== PROBLEM STATEMENT ==
The answer is a single number: how many lines hold the string "menulis".

== MATERIAL FOR THE TASK ==
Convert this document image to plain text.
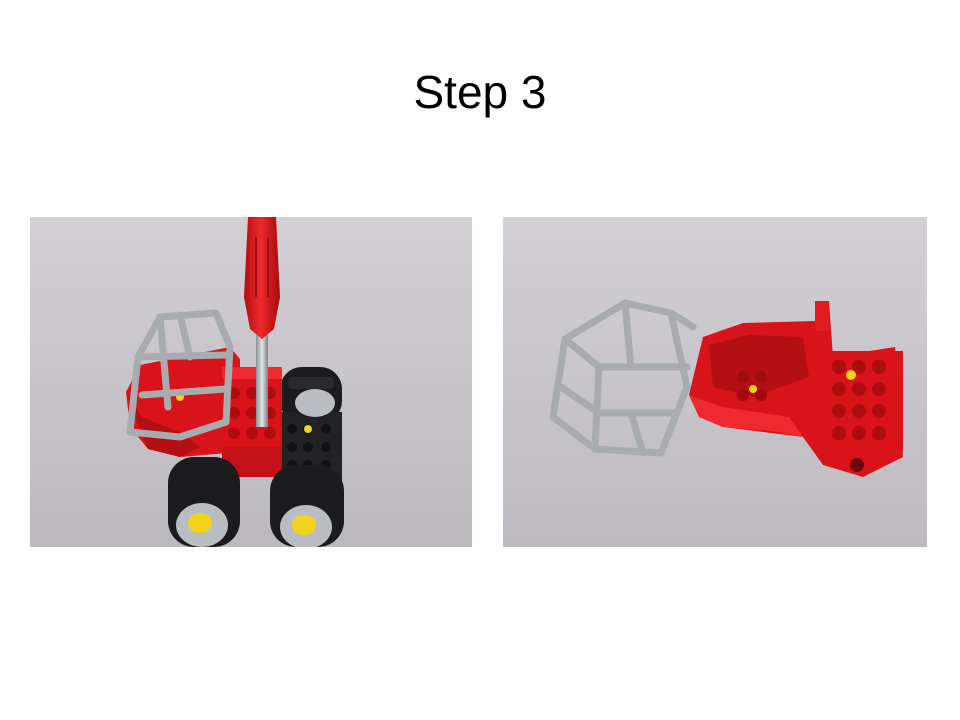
Step 3
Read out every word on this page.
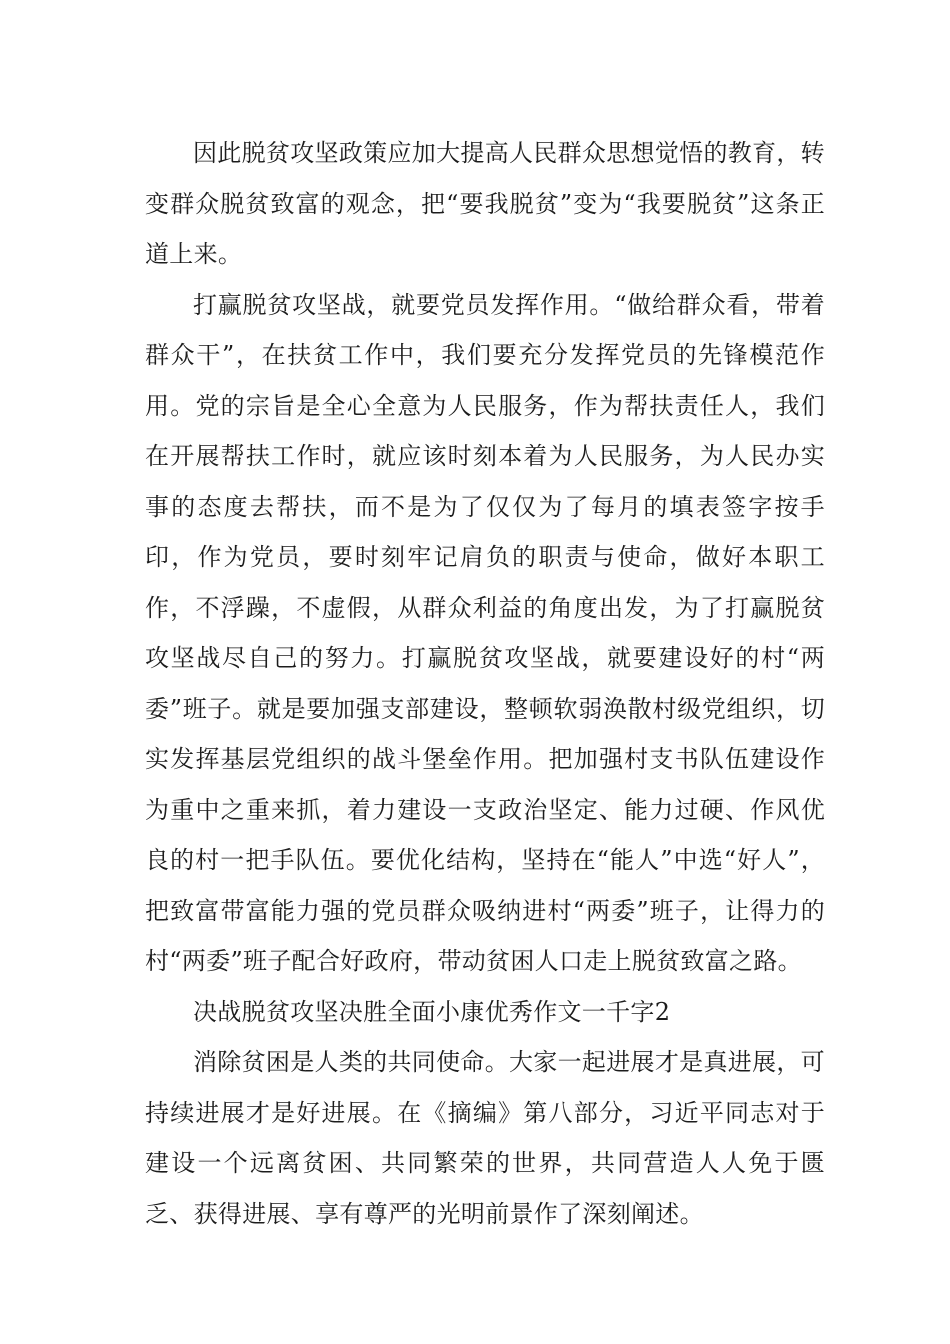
因此脱贫攻坚政策应加大提高人民群众思想觉悟的教育，转变群众脱贫致富的观念，把“要我脱贫”变为“我要脱贫”这条正道上来。

打赢脱贫攻坚战，就要党员发挥作用。“做给群众看，带着群众干”，在扶贫工作中，我们要充分发挥党员的先锋模范作用。党的宗旨是全心全意为人民服务，作为帮扶责任人，我们在开展帮扶工作时，就应该时刻本着为人民服务，为人民办实事的态度去帮扶，而不是为了仅仅为了每月的填表签字按手印，作为党员，要时刻牢记肩负的职责与使命，做好本职工作，不浮躁，不虚假，从群众利益的角度出发，为了打赢脱贫攻坚战尽自己的努力。打赢脱贫攻坚战，就要建设好的村“两委”班子。就是要加强支部建设，整顿软弱涣散村级党组织，切实发挥基层党组织的战斗堡垒作用。把加强村支书队伍建设作为重中之重来抓，着力建设一支政治坚定、能力过硬、作风优良的村一把手队伍。要优化结构，坚持在“能人”中选“好人”，把致富带富能力强的党员群众吸纳进村“两委”班子，让得力的村“两委”班子配合好政府，带动贫困人口走上脱贫致富之路。

决战脱贫攻坚决胜全面小康优秀作文一千字2

消除贫困是人类的共同使命。大家一起进展才是真进展，可持续进展才是好进展。在《摘编》第八部分，习近平同志对于建设一个远离贫困、共同繁荣的世界，共同营造人人免于匮乏、获得进展、享有尊严的光明前景作了深刻阐述。
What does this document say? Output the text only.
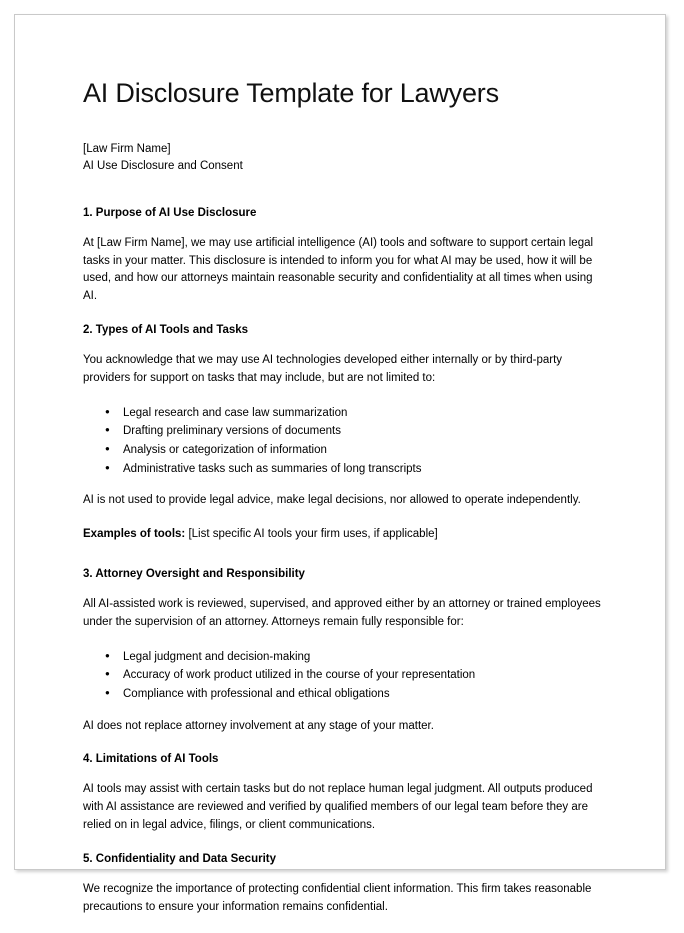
AI Disclosure Template for Lawyers

[Law Firm Name]

AI Use Disclosure and Consent

1. Purpose of AI Use Disclosure

At [Law Firm Name], we may use artificial intelligence (AI) tools and software to support certain legal tasks in your matter. This disclosure is intended to inform you for what AI may be used, how it will be used, and how our attorneys maintain reasonable security and confidentiality at all times when using AI.

2. Types of AI Tools and Tasks

You acknowledge that we may use AI technologies developed either internally or by third-party providers for support on tasks that may include, but are not limited to:

● Legal research and case law summarization
● Drafting preliminary versions of documents
● Analysis or categorization of information
● Administrative tasks such as summaries of long transcripts

AI is not used to provide legal advice, make legal decisions, nor allowed to operate independently.

Examples of tools: [List specific AI tools your firm uses, if applicable]

3. Attorney Oversight and Responsibility

All AI-assisted work is reviewed, supervised, and approved either by an attorney or trained employees under the supervision of an attorney. Attorneys remain fully responsible for:

● Legal judgment and decision-making
● Accuracy of work product utilized in the course of your representation
● Compliance with professional and ethical obligations

AI does not replace attorney involvement at any stage of your matter.

4. Limitations of AI Tools

AI tools may assist with certain tasks but do not replace human legal judgment. All outputs produced with AI assistance are reviewed and verified by qualified members of our legal team before they are relied on in legal advice, filings, or client communications.

5. Confidentiality and Data Security

We recognize the importance of protecting confidential client information. This firm takes reasonable precautions to ensure your information remains confidential.
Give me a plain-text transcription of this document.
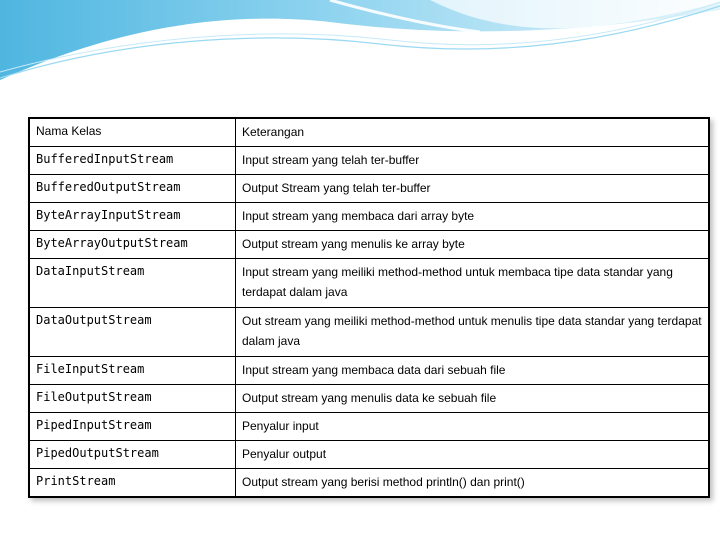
Nama Kelas	Keterangan
BufferedInputStream	Input stream yang telah ter-buffer
BufferedOutputStream	Output Stream yang telah ter-buffer
ByteArrayInputStream	Input stream yang membaca dari array byte
ByteArrayOutputStream	Output stream yang menulis ke array byte
DataInputStream	Input stream yang meiliki method-method untuk membaca tipe data standar yang terdapat dalam java
DataOutputStream	Out stream yang meiliki method-method untuk menulis tipe data standar yang terdapat dalam java
FileInputStream	Input stream yang membaca data dari sebuah file
FileOutputStream	Output stream yang menulis data ke sebuah file
PipedInputStream	Penyalur input
PipedOutputStream	Penyalur output
PrintStream	Output stream yang berisi method println() dan print()
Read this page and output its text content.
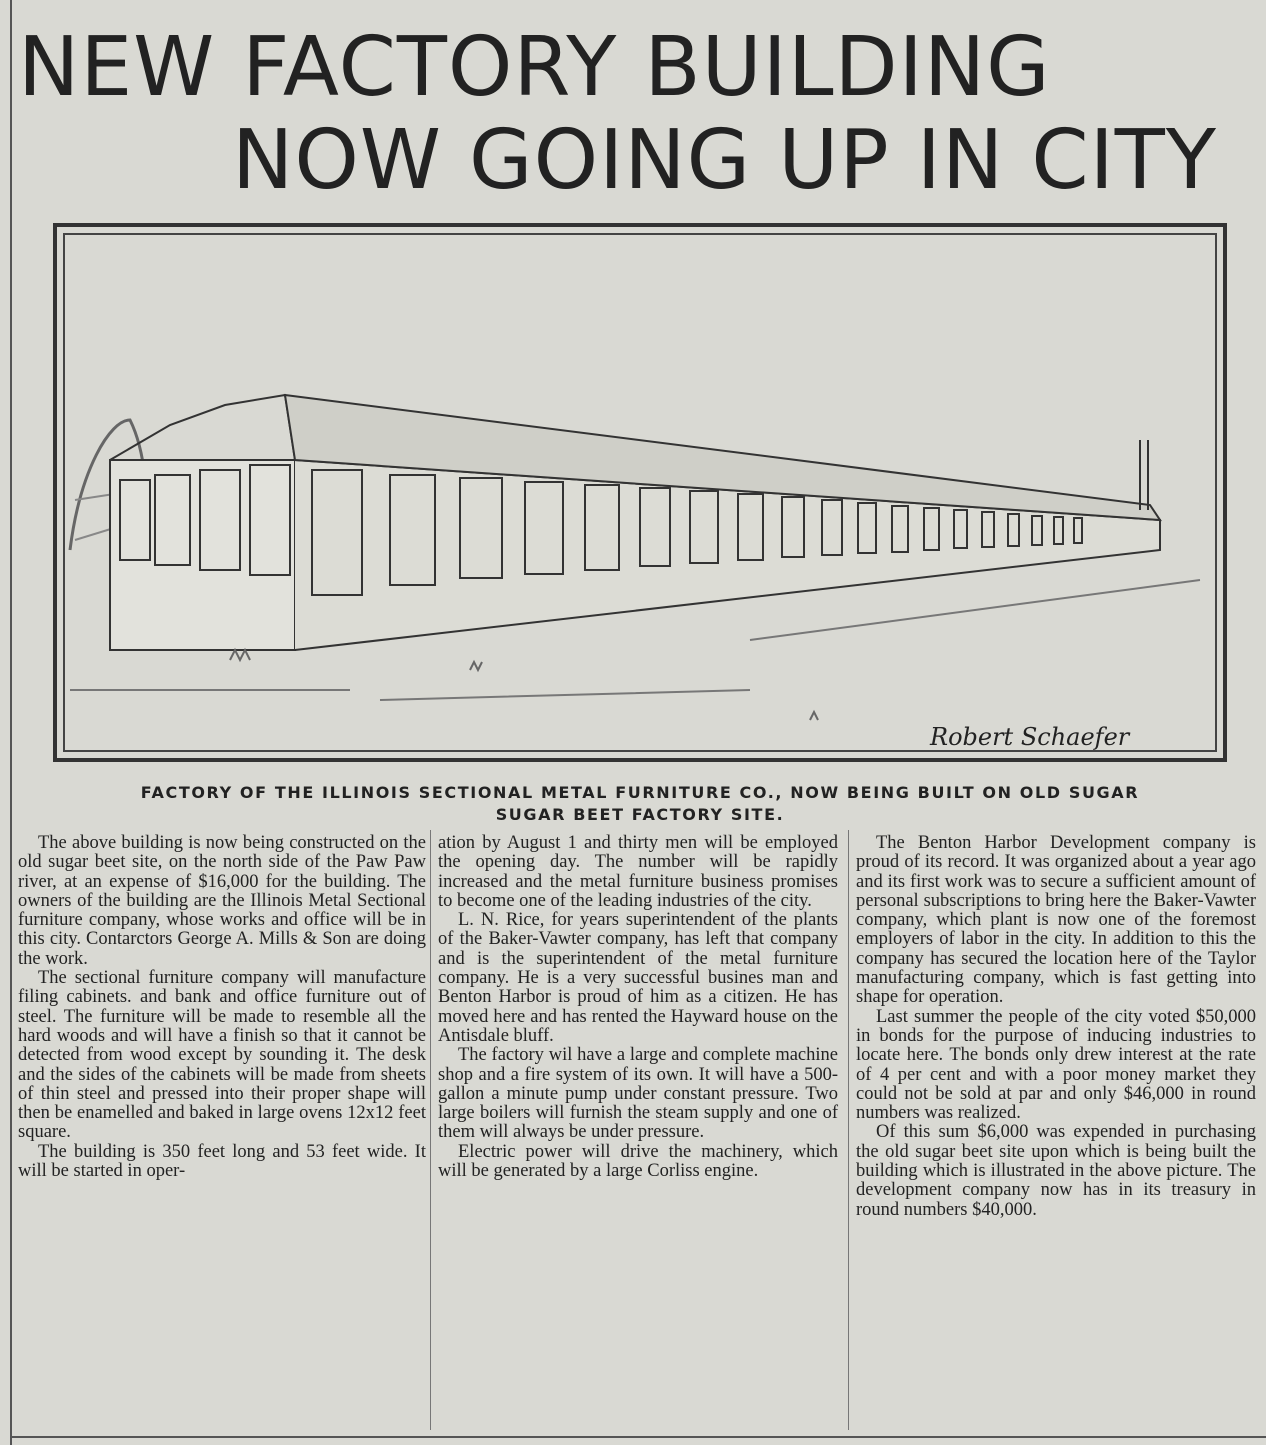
NEW FACTORY BUILDING
NOW GOING UP IN CITY
Robert Schaefer
FACTORY OF THE ILLINOIS SECTIONAL METAL FURNITURE CO., NOW BEING BUILT ON OLD SUGAR
SUGAR BEET FACTORY SITE.

The above building is now being constructed on the old sugar beet site, on the north side of the Paw Paw river, at an expense of $16,000 for the building. The owners of the building are the Illinois Metal Sectional furniture company, whose works and office will be in this city. Contarctors George A. Mills & Son are doing the work.

The sectional furniture company will manufacture filing cabinets. and bank and office furniture out of steel. The furniture will be made to resemble all the hard woods and will have a finish so that it cannot be detected from wood except by sounding it. The desk and the sides of the cabinets will be made from sheets of thin steel and pressed into their proper shape will then be enamelled and baked in large ovens 12x12 feet square.

The building is 350 feet long and 53 feet wide. It will be started in oper-

ation by August 1 and thirty men will be employed the opening day. The number will be rapidly increased and the metal furniture business promises to become one of the leading industries of the city.

L. N. Rice, for years superintendent of the plants of the Baker-Vawter company, has left that company and is the superintendent of the metal furniture company. He is a very successful busines man and Benton Harbor is proud of him as a citizen. He has moved here and has rented the Hayward house on the Antisdale bluff.

The factory wil have a large and complete machine shop and a fire system of its own. It will have a 500-gallon a minute pump under constant pressure. Two large boilers will furnish the steam supply and one of them will always be under pressure.

Electric power will drive the machinery, which will be generated by a large Corliss engine.

The Benton Harbor Development company is proud of its record. It was organized about a year ago and its first work was to secure a sufficient amount of personal subscriptions to bring here the Baker-Vawter company, which plant is now one of the foremost employers of labor in the city. In addition to this the company has secured the location here of the Taylor manufacturing company, which is fast getting into shape for operation.

Last summer the people of the city voted $50,000 in bonds for the purpose of inducing industries to locate here. The bonds only drew interest at the rate of 4 per cent and with a poor money market they could not be sold at par and only $46,000 in round numbers was realized.

Of this sum $6,000 was expended in purchasing the old sugar beet site upon which is being built the building which is illustrated in the above picture. The development company now has in its treasury in round numbers $40,000.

== SOLVED EXERCISE ==
3